INSTRUCTIONS FOR THE TASK
Copy each line that has the string "type" somewhere in it.
BEGIN ROWS
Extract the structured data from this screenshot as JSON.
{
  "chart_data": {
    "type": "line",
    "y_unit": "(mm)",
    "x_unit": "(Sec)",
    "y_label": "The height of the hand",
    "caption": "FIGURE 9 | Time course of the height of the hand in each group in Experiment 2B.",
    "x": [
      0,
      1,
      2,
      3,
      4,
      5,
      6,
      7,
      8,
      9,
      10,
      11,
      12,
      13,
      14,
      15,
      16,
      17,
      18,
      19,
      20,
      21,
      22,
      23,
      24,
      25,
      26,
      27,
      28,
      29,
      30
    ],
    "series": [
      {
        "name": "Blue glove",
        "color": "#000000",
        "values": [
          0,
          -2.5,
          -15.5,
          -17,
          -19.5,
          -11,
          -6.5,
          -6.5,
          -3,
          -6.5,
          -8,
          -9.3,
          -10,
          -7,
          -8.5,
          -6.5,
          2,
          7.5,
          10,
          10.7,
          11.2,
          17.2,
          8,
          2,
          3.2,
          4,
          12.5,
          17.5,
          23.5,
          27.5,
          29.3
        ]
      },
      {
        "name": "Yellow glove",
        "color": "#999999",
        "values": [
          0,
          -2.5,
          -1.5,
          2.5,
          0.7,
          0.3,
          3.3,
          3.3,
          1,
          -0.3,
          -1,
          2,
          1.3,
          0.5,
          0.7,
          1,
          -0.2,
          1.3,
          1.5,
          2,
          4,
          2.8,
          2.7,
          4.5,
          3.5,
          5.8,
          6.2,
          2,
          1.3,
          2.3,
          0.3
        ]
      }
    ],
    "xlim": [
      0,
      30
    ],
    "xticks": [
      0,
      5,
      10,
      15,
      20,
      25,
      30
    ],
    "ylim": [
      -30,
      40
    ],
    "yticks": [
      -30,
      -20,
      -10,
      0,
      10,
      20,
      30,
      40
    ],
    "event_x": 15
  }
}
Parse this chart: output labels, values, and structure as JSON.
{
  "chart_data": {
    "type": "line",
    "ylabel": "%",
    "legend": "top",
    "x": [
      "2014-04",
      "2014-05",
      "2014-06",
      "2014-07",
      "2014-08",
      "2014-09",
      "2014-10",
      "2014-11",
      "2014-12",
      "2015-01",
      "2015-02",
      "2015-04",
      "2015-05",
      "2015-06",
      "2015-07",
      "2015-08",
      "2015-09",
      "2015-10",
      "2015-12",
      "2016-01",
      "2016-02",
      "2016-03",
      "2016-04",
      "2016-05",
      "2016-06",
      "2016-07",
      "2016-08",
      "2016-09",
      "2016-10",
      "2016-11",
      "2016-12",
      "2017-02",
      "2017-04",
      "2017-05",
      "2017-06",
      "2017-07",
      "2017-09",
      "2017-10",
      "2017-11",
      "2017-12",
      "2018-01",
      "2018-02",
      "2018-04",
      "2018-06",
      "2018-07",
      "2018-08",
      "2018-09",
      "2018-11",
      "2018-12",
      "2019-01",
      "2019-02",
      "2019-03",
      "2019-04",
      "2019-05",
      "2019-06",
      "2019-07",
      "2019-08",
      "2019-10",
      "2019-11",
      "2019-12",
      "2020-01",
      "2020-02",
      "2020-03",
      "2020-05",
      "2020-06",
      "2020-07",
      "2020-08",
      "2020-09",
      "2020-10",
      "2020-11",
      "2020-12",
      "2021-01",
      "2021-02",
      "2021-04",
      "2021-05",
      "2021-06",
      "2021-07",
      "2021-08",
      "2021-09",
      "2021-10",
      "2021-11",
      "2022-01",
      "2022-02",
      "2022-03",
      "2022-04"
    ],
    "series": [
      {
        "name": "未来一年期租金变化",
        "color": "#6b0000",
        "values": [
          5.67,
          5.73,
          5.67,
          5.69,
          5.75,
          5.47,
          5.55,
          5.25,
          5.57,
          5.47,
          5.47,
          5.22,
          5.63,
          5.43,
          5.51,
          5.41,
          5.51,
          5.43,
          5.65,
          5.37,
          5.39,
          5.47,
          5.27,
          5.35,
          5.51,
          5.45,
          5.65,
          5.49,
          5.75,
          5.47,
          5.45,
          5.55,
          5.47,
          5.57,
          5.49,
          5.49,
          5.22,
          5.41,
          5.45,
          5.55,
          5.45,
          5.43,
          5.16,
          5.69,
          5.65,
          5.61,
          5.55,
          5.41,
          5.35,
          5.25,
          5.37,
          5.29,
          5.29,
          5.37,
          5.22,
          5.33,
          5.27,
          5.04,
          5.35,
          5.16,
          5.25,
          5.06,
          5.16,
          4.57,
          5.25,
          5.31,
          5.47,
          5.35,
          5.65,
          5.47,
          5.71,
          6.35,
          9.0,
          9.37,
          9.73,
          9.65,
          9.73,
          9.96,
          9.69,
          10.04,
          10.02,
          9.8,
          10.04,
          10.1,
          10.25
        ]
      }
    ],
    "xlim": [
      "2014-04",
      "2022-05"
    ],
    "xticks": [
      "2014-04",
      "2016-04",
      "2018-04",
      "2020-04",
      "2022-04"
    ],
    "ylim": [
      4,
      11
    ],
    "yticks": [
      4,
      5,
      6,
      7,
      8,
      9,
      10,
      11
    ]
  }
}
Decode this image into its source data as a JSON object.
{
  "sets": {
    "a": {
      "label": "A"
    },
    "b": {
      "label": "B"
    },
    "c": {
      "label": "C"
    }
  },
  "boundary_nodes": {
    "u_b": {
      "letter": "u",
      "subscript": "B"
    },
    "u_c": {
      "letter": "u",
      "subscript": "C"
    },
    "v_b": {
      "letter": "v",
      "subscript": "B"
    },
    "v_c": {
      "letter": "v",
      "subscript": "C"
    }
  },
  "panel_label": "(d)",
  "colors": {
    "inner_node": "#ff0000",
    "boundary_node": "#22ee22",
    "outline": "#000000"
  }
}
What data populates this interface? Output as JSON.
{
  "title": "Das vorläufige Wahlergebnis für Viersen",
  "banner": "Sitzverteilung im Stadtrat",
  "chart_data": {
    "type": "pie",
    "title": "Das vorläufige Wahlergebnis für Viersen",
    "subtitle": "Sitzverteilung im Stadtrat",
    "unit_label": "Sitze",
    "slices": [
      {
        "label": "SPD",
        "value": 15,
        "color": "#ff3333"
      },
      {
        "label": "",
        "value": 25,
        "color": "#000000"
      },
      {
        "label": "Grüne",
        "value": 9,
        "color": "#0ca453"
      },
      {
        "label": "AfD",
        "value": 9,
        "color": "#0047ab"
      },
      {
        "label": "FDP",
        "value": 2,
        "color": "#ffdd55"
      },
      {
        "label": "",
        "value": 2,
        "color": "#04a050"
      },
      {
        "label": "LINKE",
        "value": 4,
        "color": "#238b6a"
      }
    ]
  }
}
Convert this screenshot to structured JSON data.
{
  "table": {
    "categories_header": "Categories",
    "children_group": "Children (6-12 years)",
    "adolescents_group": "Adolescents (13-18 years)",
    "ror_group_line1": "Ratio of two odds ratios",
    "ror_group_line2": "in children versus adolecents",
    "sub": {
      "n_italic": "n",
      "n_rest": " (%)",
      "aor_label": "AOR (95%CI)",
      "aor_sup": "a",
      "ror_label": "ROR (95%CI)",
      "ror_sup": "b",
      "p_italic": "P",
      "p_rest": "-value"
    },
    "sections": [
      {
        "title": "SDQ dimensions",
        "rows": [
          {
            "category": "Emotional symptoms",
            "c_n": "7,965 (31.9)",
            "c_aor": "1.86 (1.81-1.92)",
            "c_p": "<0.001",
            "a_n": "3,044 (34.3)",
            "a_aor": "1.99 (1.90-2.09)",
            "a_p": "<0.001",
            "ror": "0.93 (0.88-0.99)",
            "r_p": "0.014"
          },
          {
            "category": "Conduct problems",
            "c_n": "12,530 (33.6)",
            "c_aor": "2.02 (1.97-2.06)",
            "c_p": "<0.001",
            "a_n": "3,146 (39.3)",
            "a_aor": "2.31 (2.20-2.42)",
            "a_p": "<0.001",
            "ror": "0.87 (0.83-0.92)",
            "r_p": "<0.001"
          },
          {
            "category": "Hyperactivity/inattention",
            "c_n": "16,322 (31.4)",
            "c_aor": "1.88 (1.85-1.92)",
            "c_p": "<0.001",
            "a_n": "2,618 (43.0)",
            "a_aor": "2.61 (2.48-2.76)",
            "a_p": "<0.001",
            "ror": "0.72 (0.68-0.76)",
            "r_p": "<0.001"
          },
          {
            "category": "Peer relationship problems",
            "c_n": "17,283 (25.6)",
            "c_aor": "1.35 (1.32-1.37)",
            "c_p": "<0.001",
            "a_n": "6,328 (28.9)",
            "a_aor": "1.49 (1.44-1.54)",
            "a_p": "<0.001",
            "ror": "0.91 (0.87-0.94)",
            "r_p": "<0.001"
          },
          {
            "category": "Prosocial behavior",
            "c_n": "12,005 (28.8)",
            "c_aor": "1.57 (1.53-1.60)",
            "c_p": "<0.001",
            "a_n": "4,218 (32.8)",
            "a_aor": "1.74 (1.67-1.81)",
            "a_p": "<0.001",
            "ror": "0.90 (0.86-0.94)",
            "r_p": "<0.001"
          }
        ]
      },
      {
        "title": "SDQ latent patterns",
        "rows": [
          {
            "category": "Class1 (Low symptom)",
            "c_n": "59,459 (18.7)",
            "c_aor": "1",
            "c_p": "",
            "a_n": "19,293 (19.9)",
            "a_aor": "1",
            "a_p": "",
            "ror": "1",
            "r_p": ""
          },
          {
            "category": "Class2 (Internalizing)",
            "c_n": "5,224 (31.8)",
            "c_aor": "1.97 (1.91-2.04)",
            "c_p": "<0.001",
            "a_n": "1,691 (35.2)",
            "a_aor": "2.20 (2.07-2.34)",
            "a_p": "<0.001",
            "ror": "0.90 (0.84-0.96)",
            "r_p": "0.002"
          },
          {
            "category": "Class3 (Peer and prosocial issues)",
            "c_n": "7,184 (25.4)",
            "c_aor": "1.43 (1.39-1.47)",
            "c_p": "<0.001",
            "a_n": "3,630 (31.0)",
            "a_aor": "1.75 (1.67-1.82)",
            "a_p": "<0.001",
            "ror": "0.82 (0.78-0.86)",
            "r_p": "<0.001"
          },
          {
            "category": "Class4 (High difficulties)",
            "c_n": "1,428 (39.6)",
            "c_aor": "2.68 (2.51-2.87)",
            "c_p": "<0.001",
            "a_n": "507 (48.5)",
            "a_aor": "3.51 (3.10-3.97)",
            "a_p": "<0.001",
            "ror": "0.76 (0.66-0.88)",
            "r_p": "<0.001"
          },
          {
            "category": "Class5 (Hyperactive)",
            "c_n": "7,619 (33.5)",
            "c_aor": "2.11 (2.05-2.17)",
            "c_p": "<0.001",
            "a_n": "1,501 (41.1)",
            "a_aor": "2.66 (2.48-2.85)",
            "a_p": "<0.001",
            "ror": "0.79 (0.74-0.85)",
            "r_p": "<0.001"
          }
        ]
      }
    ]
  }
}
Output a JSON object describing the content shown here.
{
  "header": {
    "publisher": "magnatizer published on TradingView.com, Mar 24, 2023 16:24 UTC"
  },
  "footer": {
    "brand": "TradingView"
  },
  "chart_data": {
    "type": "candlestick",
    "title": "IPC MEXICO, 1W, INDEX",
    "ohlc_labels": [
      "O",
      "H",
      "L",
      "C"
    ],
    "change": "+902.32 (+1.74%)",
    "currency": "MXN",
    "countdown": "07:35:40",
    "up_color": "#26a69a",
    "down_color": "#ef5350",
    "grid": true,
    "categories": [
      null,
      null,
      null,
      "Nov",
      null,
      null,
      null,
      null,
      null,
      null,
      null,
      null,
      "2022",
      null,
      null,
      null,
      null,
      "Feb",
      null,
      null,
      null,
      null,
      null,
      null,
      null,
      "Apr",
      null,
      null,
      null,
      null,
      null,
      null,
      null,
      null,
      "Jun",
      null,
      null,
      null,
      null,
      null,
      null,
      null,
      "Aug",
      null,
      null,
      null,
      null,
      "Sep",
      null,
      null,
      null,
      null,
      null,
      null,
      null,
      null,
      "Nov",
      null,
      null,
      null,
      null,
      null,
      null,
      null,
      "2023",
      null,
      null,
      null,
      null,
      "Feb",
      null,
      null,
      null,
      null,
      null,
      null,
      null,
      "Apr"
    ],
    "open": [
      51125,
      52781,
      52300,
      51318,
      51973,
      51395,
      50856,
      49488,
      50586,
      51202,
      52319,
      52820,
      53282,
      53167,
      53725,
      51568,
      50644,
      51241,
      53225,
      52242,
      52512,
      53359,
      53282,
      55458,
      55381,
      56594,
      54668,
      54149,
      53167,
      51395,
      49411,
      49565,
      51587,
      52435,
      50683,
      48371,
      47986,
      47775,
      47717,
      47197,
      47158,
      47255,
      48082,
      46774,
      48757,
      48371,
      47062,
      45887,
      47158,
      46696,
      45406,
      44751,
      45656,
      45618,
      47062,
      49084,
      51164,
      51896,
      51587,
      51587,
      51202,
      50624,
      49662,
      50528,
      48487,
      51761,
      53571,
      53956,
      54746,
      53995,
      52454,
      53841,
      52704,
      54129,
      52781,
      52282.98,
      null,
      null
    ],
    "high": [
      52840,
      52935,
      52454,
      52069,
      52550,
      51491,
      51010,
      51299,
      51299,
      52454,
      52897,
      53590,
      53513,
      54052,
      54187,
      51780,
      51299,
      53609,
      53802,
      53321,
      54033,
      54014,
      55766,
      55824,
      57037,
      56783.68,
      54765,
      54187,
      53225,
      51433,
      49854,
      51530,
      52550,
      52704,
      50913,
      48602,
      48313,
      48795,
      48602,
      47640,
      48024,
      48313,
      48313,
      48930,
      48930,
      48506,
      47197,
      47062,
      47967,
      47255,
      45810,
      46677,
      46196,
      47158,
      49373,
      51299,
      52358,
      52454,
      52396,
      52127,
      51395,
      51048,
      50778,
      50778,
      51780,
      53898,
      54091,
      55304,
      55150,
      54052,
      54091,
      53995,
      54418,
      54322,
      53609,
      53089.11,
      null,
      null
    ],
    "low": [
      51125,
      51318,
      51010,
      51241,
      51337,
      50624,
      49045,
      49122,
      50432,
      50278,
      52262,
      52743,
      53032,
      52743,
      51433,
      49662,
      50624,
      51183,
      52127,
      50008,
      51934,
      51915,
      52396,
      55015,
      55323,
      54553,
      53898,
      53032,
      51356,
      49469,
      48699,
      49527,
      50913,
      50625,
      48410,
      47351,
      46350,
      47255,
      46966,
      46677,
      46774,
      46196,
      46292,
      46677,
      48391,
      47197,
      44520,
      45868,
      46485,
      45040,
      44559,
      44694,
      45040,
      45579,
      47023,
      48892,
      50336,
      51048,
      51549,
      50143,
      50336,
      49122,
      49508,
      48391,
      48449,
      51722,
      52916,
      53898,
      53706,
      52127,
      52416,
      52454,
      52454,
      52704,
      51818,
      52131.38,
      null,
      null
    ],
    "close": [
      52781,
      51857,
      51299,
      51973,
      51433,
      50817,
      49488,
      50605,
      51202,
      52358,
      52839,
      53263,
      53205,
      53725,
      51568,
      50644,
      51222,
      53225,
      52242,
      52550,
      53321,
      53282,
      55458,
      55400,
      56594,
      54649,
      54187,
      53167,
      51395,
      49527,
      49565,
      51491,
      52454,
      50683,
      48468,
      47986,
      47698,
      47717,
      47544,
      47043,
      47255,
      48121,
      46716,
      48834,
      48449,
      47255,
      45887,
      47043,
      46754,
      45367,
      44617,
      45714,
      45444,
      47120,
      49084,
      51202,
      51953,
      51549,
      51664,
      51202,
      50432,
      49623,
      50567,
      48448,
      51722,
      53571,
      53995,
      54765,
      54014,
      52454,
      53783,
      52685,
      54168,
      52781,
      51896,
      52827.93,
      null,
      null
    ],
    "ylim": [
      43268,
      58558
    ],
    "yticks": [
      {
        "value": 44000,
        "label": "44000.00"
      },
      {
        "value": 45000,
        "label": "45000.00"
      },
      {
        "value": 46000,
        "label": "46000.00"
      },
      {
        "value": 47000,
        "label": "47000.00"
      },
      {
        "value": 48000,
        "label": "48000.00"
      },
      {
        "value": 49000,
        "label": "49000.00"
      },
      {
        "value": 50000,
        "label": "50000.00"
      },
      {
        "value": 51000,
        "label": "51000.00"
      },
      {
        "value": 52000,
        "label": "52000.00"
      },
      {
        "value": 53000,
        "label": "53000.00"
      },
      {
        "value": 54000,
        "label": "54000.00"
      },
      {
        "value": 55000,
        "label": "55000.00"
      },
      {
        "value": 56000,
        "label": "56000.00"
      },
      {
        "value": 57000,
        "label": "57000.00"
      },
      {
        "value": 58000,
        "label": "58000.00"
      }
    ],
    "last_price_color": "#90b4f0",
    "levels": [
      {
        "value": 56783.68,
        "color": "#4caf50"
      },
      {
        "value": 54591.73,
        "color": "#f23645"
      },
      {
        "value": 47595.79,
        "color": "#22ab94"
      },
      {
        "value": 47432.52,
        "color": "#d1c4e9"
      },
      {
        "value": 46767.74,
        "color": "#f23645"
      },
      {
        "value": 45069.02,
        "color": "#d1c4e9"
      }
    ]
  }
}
END ROWS
SOLUTION TO THE PROBLEM
    "type": "line",
    "type": "line",
    "type": "pie",
    "type": "candlestick",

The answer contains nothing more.